Exercise instructions » Every single entry below should be reproduced verbatim.

Data for this exercise »
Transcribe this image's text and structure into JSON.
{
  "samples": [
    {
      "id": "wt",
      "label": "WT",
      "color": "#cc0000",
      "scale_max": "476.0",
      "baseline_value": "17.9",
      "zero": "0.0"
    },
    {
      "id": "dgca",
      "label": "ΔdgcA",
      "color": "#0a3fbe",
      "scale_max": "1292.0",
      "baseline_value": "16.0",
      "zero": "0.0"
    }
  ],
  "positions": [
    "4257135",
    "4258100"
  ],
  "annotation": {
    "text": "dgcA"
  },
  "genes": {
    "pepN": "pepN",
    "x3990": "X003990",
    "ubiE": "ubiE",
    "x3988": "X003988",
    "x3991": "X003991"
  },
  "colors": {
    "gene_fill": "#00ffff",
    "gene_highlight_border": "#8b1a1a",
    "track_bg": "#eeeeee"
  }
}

Answer to the exercise »
Transcribe this image's text and structure into JSON.
{
  "samples": [
    {
      "id": "wt",
      "label": "WT",
      "color": "#cc0000",
      "scale_max": "476.0",
      "baseline_value": "17.9",
      "zero": "0.0"
    },
    {
      "id": "dgca",
      "label": "ΔdgcA",
      "color": "#0a3fbe",
      "scale_max": "1292.0",
      "baseline_value": "16.0",
      "zero": "0.0"
    }
  ],
  "positions": [
    "4257135",
    "4258100"
  ],
  "annotation": {
    "text": "dgcA"
  },
  "genes": {
    "pepN": "pepN",
    "x3990": "X003990",
    "ubiE": "ubiE",
    "x3988": "X003988",
    "x3991": "X003991"
  },
  "colors": {
    "gene_fill": "#00ffff",
    "gene_highlight_border": "#8b1a1a",
    "track_bg": "#eeeeee"
  }
}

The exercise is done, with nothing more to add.